── PROVIDED DATA ──

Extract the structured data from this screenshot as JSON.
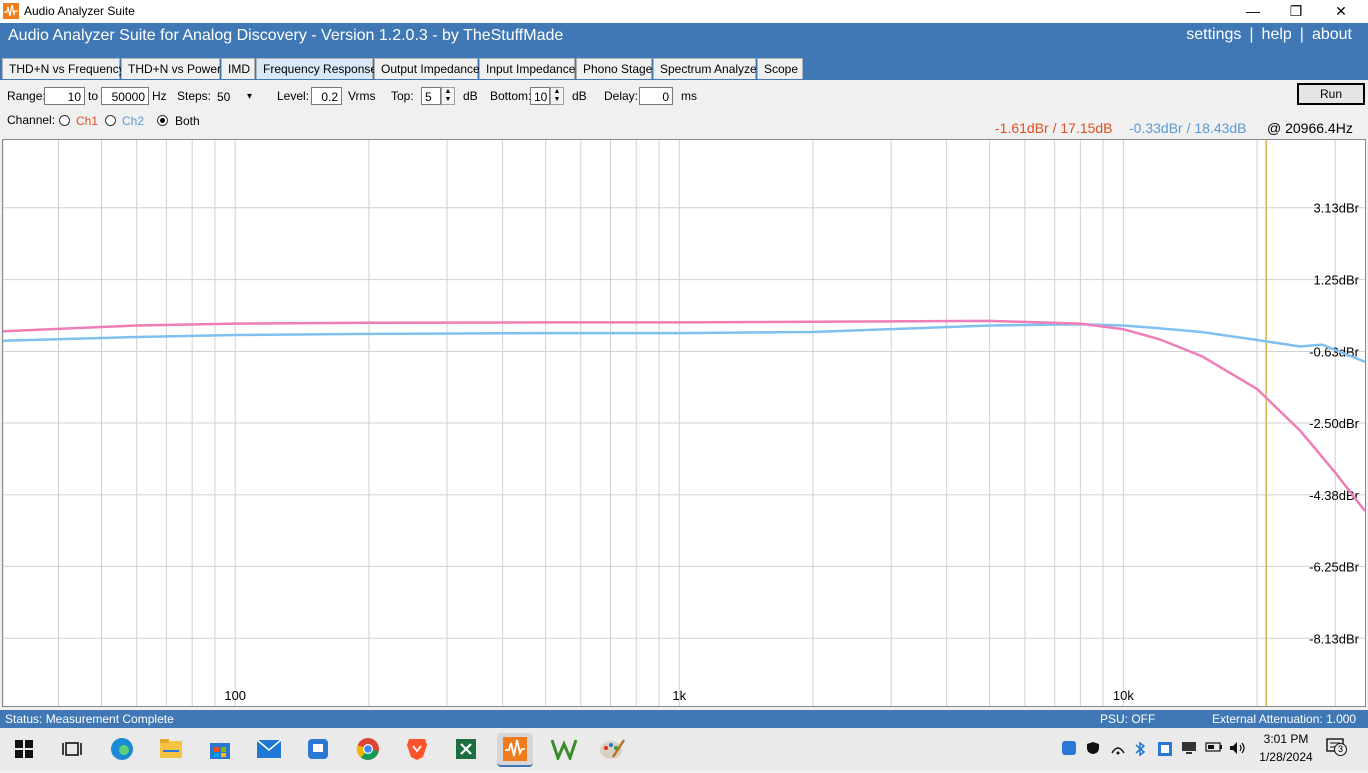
{
  "window": {
    "title": "Audio Analyzer Suite",
    "minimize": "—",
    "restore": "❐",
    "close": "✕"
  },
  "header": {
    "heading": "Audio Analyzer Suite for Analog Discovery - Version   1.2.0.3   - by TheStuffMade",
    "links": [
      "settings",
      "help",
      "about"
    ],
    "separator": "|"
  },
  "tabs": [
    "THD+N vs Frequency",
    "THD+N vs Power",
    "IMD",
    "Frequency Response",
    "Output Impedance",
    "Input Impedance",
    "Phono Stage",
    "Spectrum Analyzer",
    "Scope"
  ],
  "active_tab": 3,
  "controls": {
    "range_label": "Range:",
    "range_from": "10",
    "to_label": "to",
    "range_to": "50000",
    "hz_label": "Hz",
    "steps_label": "Steps:",
    "steps_value": "50",
    "steps_arrow": "▾",
    "level_label": "Level:",
    "level_value": "0.2",
    "vrms_label": "Vrms",
    "top_label": "Top:",
    "top_value": "5",
    "db1": "dB",
    "bottom_label": "Bottom:",
    "bottom_value": "10",
    "db2": "dB",
    "delay_label": "Delay:",
    "delay_value": "0",
    "ms_label": "ms",
    "run_label": "Run",
    "channel_label": "Channel:",
    "ch1": "Ch1",
    "ch2": "Ch2",
    "both": "Both",
    "selected_channel": "Both"
  },
  "readout": {
    "ch1": "-1.61dBr / 17.15dB",
    "ch2": "-0.33dBr / 18.43dB",
    "freq": "@ 20966.4Hz"
  },
  "colors": {
    "ch1": "#ef7db8",
    "ch2": "#7fc0ef",
    "cursor": "#d9b44a",
    "header": "#3f78b4",
    "ch1_text": "#e05020",
    "ch2_text": "#5b9bd5"
  },
  "chart_data": {
    "type": "line",
    "x_scale": "log",
    "xlim": [
      30,
      35000
    ],
    "ylim": [
      -9.9,
      4.9
    ],
    "x_tick_labels": [
      {
        "x": 100,
        "label": "100"
      },
      {
        "x": 1000,
        "label": "1k"
      },
      {
        "x": 10000,
        "label": "10k"
      }
    ],
    "y_ticks": [
      {
        "y": 3.13,
        "label": "3.13dBr"
      },
      {
        "y": 1.25,
        "label": "1.25dBr"
      },
      {
        "y": -0.63,
        "label": "-0.63dBr"
      },
      {
        "y": -2.5,
        "label": "-2.50dBr"
      },
      {
        "y": -4.38,
        "label": "-4.38dBr"
      },
      {
        "y": -6.25,
        "label": "-6.25dBr"
      },
      {
        "y": -8.13,
        "label": "-8.13dBr"
      }
    ],
    "cursor_x": 20966.4,
    "grid": true,
    "series": [
      {
        "name": "Ch1",
        "x": [
          30,
          60,
          100,
          200,
          500,
          1000,
          2000,
          5000,
          8000,
          10000,
          12000,
          15000,
          20000,
          25000,
          30000,
          35000
        ],
        "y": [
          -0.1,
          0.05,
          0.1,
          0.12,
          0.13,
          0.13,
          0.15,
          0.17,
          0.1,
          -0.05,
          -0.3,
          -0.75,
          -1.61,
          -2.7,
          -3.8,
          -4.8
        ]
      },
      {
        "name": "Ch2",
        "x": [
          30,
          60,
          100,
          200,
          500,
          1000,
          2000,
          5000,
          8000,
          10000,
          12000,
          15000,
          20000,
          25000,
          28000,
          35000
        ],
        "y": [
          -0.35,
          -0.25,
          -0.2,
          -0.17,
          -0.15,
          -0.15,
          -0.12,
          0.05,
          0.08,
          0.05,
          -0.02,
          -0.12,
          -0.33,
          -0.5,
          -0.45,
          -0.9
        ]
      }
    ]
  },
  "status": {
    "left": "Status: Measurement Complete",
    "psu": "PSU: OFF",
    "attenuation": "External Attenuation: 1.000"
  },
  "taskbar": {
    "icons": [
      "windows-start-icon",
      "task-view-icon",
      "edge-icon",
      "file-explorer-icon",
      "store-icon",
      "mail-icon",
      "remote-icon",
      "chrome-icon",
      "brave-icon",
      "excel-icon",
      "audio-analyzer-icon",
      "w-app-icon",
      "paint-icon"
    ],
    "time": "3:01 PM",
    "date": "1/28/2024",
    "notifications": "3"
  }
}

───

**REQUIRED WORK:**
Set down the complete material exactly, but do not include the images.

**WRITTEN RESPONSE:**
Extract the structured data from this screenshot as JSON.
{
  "window": {
    "title": "Audio Analyzer Suite",
    "minimize": "—",
    "restore": "❐",
    "close": "✕"
  },
  "header": {
    "heading": "Audio Analyzer Suite for Analog Discovery - Version   1.2.0.3   - by TheStuffMade",
    "links": [
      "settings",
      "help",
      "about"
    ],
    "separator": "|"
  },
  "tabs": [
    "THD+N vs Frequency",
    "THD+N vs Power",
    "IMD",
    "Frequency Response",
    "Output Impedance",
    "Input Impedance",
    "Phono Stage",
    "Spectrum Analyzer",
    "Scope"
  ],
  "active_tab": 3,
  "controls": {
    "range_label": "Range:",
    "range_from": "10",
    "to_label": "to",
    "range_to": "50000",
    "hz_label": "Hz",
    "steps_label": "Steps:",
    "steps_value": "50",
    "steps_arrow": "▾",
    "level_label": "Level:",
    "level_value": "0.2",
    "vrms_label": "Vrms",
    "top_label": "Top:",
    "top_value": "5",
    "db1": "dB",
    "bottom_label": "Bottom:",
    "bottom_value": "10",
    "db2": "dB",
    "delay_label": "Delay:",
    "delay_value": "0",
    "ms_label": "ms",
    "run_label": "Run",
    "channel_label": "Channel:",
    "ch1": "Ch1",
    "ch2": "Ch2",
    "both": "Both",
    "selected_channel": "Both"
  },
  "readout": {
    "ch1": "-1.61dBr / 17.15dB",
    "ch2": "-0.33dBr / 18.43dB",
    "freq": "@ 20966.4Hz"
  },
  "colors": {
    "ch1": "#ef7db8",
    "ch2": "#7fc0ef",
    "cursor": "#d9b44a",
    "header": "#3f78b4",
    "ch1_text": "#e05020",
    "ch2_text": "#5b9bd5"
  },
  "chart_data": {
    "type": "line",
    "x_scale": "log",
    "xlim": [
      30,
      35000
    ],
    "ylim": [
      -9.9,
      4.9
    ],
    "x_tick_labels": [
      {
        "x": 100,
        "label": "100"
      },
      {
        "x": 1000,
        "label": "1k"
      },
      {
        "x": 10000,
        "label": "10k"
      }
    ],
    "y_ticks": [
      {
        "y": 3.13,
        "label": "3.13dBr"
      },
      {
        "y": 1.25,
        "label": "1.25dBr"
      },
      {
        "y": -0.63,
        "label": "-0.63dBr"
      },
      {
        "y": -2.5,
        "label": "-2.50dBr"
      },
      {
        "y": -4.38,
        "label": "-4.38dBr"
      },
      {
        "y": -6.25,
        "label": "-6.25dBr"
      },
      {
        "y": -8.13,
        "label": "-8.13dBr"
      }
    ],
    "cursor_x": 20966.4,
    "grid": true,
    "series": [
      {
        "name": "Ch1",
        "x": [
          30,
          60,
          100,
          200,
          500,
          1000,
          2000,
          5000,
          8000,
          10000,
          12000,
          15000,
          20000,
          25000,
          30000,
          35000
        ],
        "y": [
          -0.1,
          0.05,
          0.1,
          0.12,
          0.13,
          0.13,
          0.15,
          0.17,
          0.1,
          -0.05,
          -0.3,
          -0.75,
          -1.61,
          -2.7,
          -3.8,
          -4.8
        ]
      },
      {
        "name": "Ch2",
        "x": [
          30,
          60,
          100,
          200,
          500,
          1000,
          2000,
          5000,
          8000,
          10000,
          12000,
          15000,
          20000,
          25000,
          28000,
          35000
        ],
        "y": [
          -0.35,
          -0.25,
          -0.2,
          -0.17,
          -0.15,
          -0.15,
          -0.12,
          0.05,
          0.08,
          0.05,
          -0.02,
          -0.12,
          -0.33,
          -0.5,
          -0.45,
          -0.9
        ]
      }
    ]
  },
  "status": {
    "left": "Status: Measurement Complete",
    "psu": "PSU: OFF",
    "attenuation": "External Attenuation: 1.000"
  },
  "taskbar": {
    "icons": [
      "windows-start-icon",
      "task-view-icon",
      "edge-icon",
      "file-explorer-icon",
      "store-icon",
      "mail-icon",
      "remote-icon",
      "chrome-icon",
      "brave-icon",
      "excel-icon",
      "audio-analyzer-icon",
      "w-app-icon",
      "paint-icon"
    ],
    "time": "3:01 PM",
    "date": "1/28/2024",
    "notifications": "3"
  }
}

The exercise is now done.